§ **Instructions for the task**: Identify each line containing the word "usuwać" and copy it.

Items listed in a dataset:
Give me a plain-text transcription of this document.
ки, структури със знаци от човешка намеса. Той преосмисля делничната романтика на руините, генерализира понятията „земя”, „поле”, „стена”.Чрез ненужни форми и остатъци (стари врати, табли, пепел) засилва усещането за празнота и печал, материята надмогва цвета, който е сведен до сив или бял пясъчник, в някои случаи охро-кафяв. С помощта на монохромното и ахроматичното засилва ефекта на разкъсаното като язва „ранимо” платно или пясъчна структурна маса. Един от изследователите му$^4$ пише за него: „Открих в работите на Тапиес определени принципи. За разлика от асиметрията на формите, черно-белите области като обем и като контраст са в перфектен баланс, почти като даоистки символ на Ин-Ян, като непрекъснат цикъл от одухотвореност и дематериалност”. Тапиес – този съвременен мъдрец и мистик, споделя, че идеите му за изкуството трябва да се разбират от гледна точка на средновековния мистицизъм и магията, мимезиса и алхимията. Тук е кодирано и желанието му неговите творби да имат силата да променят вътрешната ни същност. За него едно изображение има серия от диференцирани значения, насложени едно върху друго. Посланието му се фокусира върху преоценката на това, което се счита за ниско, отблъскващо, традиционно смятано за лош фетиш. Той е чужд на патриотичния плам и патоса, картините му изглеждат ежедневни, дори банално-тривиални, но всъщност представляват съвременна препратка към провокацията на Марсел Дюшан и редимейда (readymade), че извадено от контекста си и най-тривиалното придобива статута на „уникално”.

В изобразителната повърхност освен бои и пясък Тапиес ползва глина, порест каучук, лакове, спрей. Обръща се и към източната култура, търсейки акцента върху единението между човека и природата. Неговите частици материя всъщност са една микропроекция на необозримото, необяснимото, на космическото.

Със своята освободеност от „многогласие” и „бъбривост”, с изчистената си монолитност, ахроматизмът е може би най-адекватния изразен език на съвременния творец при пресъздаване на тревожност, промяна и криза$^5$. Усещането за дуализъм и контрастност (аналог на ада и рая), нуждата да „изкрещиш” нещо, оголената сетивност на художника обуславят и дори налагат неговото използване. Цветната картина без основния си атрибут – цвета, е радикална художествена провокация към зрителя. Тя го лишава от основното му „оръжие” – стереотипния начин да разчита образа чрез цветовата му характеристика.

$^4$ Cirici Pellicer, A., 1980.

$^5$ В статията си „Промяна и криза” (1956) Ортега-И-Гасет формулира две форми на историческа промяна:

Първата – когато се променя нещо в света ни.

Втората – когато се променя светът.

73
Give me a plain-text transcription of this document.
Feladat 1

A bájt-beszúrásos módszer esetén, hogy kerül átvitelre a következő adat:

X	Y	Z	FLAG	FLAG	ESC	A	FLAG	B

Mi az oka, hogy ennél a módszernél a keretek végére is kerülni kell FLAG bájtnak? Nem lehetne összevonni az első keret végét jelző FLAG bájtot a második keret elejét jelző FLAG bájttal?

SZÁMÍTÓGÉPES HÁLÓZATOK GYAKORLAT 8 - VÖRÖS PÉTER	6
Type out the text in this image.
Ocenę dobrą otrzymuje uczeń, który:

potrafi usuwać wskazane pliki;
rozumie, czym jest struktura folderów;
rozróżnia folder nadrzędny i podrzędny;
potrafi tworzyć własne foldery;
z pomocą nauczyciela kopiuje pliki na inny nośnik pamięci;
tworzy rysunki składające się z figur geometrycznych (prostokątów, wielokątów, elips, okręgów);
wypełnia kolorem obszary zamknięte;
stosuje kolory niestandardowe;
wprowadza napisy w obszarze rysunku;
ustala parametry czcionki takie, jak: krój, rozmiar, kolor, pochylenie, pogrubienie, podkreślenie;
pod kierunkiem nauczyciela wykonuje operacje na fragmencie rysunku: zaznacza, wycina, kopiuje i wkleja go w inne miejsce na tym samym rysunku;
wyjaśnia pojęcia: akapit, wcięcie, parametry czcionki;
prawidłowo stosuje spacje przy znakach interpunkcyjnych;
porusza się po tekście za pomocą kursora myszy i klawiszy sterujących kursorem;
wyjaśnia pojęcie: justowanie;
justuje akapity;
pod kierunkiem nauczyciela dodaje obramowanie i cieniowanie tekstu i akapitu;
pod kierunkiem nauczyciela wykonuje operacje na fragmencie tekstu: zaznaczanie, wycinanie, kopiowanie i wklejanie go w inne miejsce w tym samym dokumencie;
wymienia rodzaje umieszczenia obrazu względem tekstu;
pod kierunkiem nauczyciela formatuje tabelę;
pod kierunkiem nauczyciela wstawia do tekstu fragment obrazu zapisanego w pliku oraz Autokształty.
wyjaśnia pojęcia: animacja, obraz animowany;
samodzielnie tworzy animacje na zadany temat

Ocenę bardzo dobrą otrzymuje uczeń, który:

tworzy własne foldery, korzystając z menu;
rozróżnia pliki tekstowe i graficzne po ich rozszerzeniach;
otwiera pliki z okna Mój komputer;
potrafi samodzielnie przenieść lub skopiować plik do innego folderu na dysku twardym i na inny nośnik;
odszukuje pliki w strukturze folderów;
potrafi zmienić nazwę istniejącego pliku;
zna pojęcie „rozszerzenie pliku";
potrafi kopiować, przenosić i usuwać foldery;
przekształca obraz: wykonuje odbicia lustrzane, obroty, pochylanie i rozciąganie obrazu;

§ **Task answer**:
potrafi usuwać wskazane pliki;
potrafi kopiować, przenosić i usuwać foldery;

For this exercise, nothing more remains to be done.